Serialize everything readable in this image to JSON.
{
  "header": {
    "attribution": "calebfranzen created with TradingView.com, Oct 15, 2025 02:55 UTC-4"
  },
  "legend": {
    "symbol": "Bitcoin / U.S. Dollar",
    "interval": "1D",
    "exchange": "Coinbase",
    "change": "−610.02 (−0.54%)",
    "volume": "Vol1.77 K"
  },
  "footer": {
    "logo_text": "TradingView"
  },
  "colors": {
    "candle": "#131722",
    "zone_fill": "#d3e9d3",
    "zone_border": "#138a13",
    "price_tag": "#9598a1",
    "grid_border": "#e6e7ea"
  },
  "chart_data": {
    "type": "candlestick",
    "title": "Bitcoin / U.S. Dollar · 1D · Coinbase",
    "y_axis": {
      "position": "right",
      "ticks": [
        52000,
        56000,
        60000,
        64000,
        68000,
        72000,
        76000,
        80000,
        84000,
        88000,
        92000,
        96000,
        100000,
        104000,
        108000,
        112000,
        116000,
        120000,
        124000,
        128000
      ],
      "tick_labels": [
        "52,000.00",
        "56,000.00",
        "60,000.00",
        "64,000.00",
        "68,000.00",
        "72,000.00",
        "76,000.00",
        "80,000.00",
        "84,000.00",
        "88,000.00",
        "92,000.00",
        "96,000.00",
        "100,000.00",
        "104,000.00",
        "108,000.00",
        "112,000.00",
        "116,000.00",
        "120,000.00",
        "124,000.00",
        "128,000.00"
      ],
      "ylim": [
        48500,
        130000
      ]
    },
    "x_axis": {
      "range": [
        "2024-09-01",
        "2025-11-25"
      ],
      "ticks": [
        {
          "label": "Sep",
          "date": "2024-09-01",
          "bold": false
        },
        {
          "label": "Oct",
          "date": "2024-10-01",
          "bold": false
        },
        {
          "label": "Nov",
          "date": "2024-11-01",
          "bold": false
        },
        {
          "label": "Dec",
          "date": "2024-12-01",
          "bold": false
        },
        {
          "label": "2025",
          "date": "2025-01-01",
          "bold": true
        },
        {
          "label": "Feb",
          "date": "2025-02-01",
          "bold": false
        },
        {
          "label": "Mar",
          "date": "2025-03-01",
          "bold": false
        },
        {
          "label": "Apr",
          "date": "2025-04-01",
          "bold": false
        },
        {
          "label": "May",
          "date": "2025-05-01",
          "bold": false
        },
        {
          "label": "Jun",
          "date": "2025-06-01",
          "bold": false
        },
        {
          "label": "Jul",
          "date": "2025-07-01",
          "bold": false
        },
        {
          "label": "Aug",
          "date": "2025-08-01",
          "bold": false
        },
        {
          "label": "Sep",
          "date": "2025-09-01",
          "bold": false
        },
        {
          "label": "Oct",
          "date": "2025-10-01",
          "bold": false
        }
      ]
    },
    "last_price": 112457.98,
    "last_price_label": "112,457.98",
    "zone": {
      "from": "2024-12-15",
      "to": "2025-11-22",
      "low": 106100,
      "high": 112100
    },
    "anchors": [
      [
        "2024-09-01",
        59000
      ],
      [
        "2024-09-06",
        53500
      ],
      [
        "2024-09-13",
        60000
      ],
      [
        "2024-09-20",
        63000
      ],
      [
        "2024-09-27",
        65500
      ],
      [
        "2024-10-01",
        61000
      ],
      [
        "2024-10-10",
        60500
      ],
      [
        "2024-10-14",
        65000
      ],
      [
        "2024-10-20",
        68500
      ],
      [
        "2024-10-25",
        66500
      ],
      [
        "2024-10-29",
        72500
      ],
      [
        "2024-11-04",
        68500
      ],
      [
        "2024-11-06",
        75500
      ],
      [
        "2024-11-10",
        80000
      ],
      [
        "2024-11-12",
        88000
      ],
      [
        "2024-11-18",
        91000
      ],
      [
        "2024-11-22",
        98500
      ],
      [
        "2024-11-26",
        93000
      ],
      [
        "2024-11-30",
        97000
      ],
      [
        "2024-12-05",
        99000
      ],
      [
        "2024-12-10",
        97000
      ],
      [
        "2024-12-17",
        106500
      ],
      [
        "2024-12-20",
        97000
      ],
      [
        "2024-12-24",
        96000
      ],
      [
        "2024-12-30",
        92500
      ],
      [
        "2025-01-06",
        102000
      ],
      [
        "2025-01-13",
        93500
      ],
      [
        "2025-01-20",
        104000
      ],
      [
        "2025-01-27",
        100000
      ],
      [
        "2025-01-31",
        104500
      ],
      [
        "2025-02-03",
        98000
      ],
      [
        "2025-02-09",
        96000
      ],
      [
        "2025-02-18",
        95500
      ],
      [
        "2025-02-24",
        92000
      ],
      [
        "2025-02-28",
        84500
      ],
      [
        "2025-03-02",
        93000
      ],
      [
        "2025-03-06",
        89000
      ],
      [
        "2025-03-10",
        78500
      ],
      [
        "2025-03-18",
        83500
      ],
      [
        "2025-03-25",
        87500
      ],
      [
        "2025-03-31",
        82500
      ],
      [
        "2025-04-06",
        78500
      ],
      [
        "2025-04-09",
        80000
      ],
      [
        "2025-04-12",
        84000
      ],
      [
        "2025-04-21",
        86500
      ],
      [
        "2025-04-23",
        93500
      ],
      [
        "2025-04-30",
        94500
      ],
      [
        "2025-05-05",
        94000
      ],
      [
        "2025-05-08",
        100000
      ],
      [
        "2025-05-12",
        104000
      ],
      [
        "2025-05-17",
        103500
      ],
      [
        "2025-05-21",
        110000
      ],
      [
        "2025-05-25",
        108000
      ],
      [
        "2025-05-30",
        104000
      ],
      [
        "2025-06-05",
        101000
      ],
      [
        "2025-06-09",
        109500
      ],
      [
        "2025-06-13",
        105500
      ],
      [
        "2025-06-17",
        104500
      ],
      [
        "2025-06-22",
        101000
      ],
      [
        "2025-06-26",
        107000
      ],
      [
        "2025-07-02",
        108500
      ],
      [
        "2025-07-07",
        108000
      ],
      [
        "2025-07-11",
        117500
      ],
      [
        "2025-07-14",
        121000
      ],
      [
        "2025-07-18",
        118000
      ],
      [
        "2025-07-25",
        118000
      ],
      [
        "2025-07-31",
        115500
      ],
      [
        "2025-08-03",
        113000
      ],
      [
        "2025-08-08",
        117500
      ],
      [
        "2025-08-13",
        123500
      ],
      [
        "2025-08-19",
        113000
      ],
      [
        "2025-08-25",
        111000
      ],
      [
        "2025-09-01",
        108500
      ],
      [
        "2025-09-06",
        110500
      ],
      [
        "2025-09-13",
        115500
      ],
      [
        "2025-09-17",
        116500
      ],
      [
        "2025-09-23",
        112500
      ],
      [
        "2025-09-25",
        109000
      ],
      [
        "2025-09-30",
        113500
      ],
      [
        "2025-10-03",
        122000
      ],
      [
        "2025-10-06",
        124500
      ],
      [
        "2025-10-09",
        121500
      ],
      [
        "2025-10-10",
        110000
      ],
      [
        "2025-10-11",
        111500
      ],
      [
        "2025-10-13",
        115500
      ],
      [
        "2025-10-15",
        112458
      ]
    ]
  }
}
- - -
== GOAL ==
Reproduce the full listing exactly.

== EXERCISE OUTPUT ==
Serialize everything readable in this image to JSON.
{
  "header": {
    "attribution": "calebfranzen created with TradingView.com, Oct 15, 2025 02:55 UTC-4"
  },
  "legend": {
    "symbol": "Bitcoin / U.S. Dollar",
    "interval": "1D",
    "exchange": "Coinbase",
    "change": "−610.02 (−0.54%)",
    "volume": "Vol1.77 K"
  },
  "footer": {
    "logo_text": "TradingView"
  },
  "colors": {
    "candle": "#131722",
    "zone_fill": "#d3e9d3",
    "zone_border": "#138a13",
    "price_tag": "#9598a1",
    "grid_border": "#e6e7ea"
  },
  "chart_data": {
    "type": "candlestick",
    "title": "Bitcoin / U.S. Dollar · 1D · Coinbase",
    "y_axis": {
      "position": "right",
      "ticks": [
        52000,
        56000,
        60000,
        64000,
        68000,
        72000,
        76000,
        80000,
        84000,
        88000,
        92000,
        96000,
        100000,
        104000,
        108000,
        112000,
        116000,
        120000,
        124000,
        128000
      ],
      "tick_labels": [
        "52,000.00",
        "56,000.00",
        "60,000.00",
        "64,000.00",
        "68,000.00",
        "72,000.00",
        "76,000.00",
        "80,000.00",
        "84,000.00",
        "88,000.00",
        "92,000.00",
        "96,000.00",
        "100,000.00",
        "104,000.00",
        "108,000.00",
        "112,000.00",
        "116,000.00",
        "120,000.00",
        "124,000.00",
        "128,000.00"
      ],
      "ylim": [
        48500,
        130000
      ]
    },
    "x_axis": {
      "range": [
        "2024-09-01",
        "2025-11-25"
      ],
      "ticks": [
        {
          "label": "Sep",
          "date": "2024-09-01",
          "bold": false
        },
        {
          "label": "Oct",
          "date": "2024-10-01",
          "bold": false
        },
        {
          "label": "Nov",
          "date": "2024-11-01",
          "bold": false
        },
        {
          "label": "Dec",
          "date": "2024-12-01",
          "bold": false
        },
        {
          "label": "2025",
          "date": "2025-01-01",
          "bold": true
        },
        {
          "label": "Feb",
          "date": "2025-02-01",
          "bold": false
        },
        {
          "label": "Mar",
          "date": "2025-03-01",
          "bold": false
        },
        {
          "label": "Apr",
          "date": "2025-04-01",
          "bold": false
        },
        {
          "label": "May",
          "date": "2025-05-01",
          "bold": false
        },
        {
          "label": "Jun",
          "date": "2025-06-01",
          "bold": false
        },
        {
          "label": "Jul",
          "date": "2025-07-01",
          "bold": false
        },
        {
          "label": "Aug",
          "date": "2025-08-01",
          "bold": false
        },
        {
          "label": "Sep",
          "date": "2025-09-01",
          "bold": false
        },
        {
          "label": "Oct",
          "date": "2025-10-01",
          "bold": false
        }
      ]
    },
    "last_price": 112457.98,
    "last_price_label": "112,457.98",
    "zone": {
      "from": "2024-12-15",
      "to": "2025-11-22",
      "low": 106100,
      "high": 112100
    },
    "anchors": [
      [
        "2024-09-01",
        59000
      ],
      [
        "2024-09-06",
        53500
      ],
      [
        "2024-09-13",
        60000
      ],
      [
        "2024-09-20",
        63000
      ],
      [
        "2024-09-27",
        65500
      ],
      [
        "2024-10-01",
        61000
      ],
      [
        "2024-10-10",
        60500
      ],
      [
        "2024-10-14",
        65000
      ],
      [
        "2024-10-20",
        68500
      ],
      [
        "2024-10-25",
        66500
      ],
      [
        "2024-10-29",
        72500
      ],
      [
        "2024-11-04",
        68500
      ],
      [
        "2024-11-06",
        75500
      ],
      [
        "2024-11-10",
        80000
      ],
      [
        "2024-11-12",
        88000
      ],
      [
        "2024-11-18",
        91000
      ],
      [
        "2024-11-22",
        98500
      ],
      [
        "2024-11-26",
        93000
      ],
      [
        "2024-11-30",
        97000
      ],
      [
        "2024-12-05",
        99000
      ],
      [
        "2024-12-10",
        97000
      ],
      [
        "2024-12-17",
        106500
      ],
      [
        "2024-12-20",
        97000
      ],
      [
        "2024-12-24",
        96000
      ],
      [
        "2024-12-30",
        92500
      ],
      [
        "2025-01-06",
        102000
      ],
      [
        "2025-01-13",
        93500
      ],
      [
        "2025-01-20",
        104000
      ],
      [
        "2025-01-27",
        100000
      ],
      [
        "2025-01-31",
        104500
      ],
      [
        "2025-02-03",
        98000
      ],
      [
        "2025-02-09",
        96000
      ],
      [
        "2025-02-18",
        95500
      ],
      [
        "2025-02-24",
        92000
      ],
      [
        "2025-02-28",
        84500
      ],
      [
        "2025-03-02",
        93000
      ],
      [
        "2025-03-06",
        89000
      ],
      [
        "2025-03-10",
        78500
      ],
      [
        "2025-03-18",
        83500
      ],
      [
        "2025-03-25",
        87500
      ],
      [
        "2025-03-31",
        82500
      ],
      [
        "2025-04-06",
        78500
      ],
      [
        "2025-04-09",
        80000
      ],
      [
        "2025-04-12",
        84000
      ],
      [
        "2025-04-21",
        86500
      ],
      [
        "2025-04-23",
        93500
      ],
      [
        "2025-04-30",
        94500
      ],
      [
        "2025-05-05",
        94000
      ],
      [
        "2025-05-08",
        100000
      ],
      [
        "2025-05-12",
        104000
      ],
      [
        "2025-05-17",
        103500
      ],
      [
        "2025-05-21",
        110000
      ],
      [
        "2025-05-25",
        108000
      ],
      [
        "2025-05-30",
        104000
      ],
      [
        "2025-06-05",
        101000
      ],
      [
        "2025-06-09",
        109500
      ],
      [
        "2025-06-13",
        105500
      ],
      [
        "2025-06-17",
        104500
      ],
      [
        "2025-06-22",
        101000
      ],
      [
        "2025-06-26",
        107000
      ],
      [
        "2025-07-02",
        108500
      ],
      [
        "2025-07-07",
        108000
      ],
      [
        "2025-07-11",
        117500
      ],
      [
        "2025-07-14",
        121000
      ],
      [
        "2025-07-18",
        118000
      ],
      [
        "2025-07-25",
        118000
      ],
      [
        "2025-07-31",
        115500
      ],
      [
        "2025-08-03",
        113000
      ],
      [
        "2025-08-08",
        117500
      ],
      [
        "2025-08-13",
        123500
      ],
      [
        "2025-08-19",
        113000
      ],
      [
        "2025-08-25",
        111000
      ],
      [
        "2025-09-01",
        108500
      ],
      [
        "2025-09-06",
        110500
      ],
      [
        "2025-09-13",
        115500
      ],
      [
        "2025-09-17",
        116500
      ],
      [
        "2025-09-23",
        112500
      ],
      [
        "2025-09-25",
        109000
      ],
      [
        "2025-09-30",
        113500
      ],
      [
        "2025-10-03",
        122000
      ],
      [
        "2025-10-06",
        124500
      ],
      [
        "2025-10-09",
        121500
      ],
      [
        "2025-10-10",
        110000
      ],
      [
        "2025-10-11",
        111500
      ],
      [
        "2025-10-13",
        115500
      ],
      [
        "2025-10-15",
        112458
      ]
    ]
  }
}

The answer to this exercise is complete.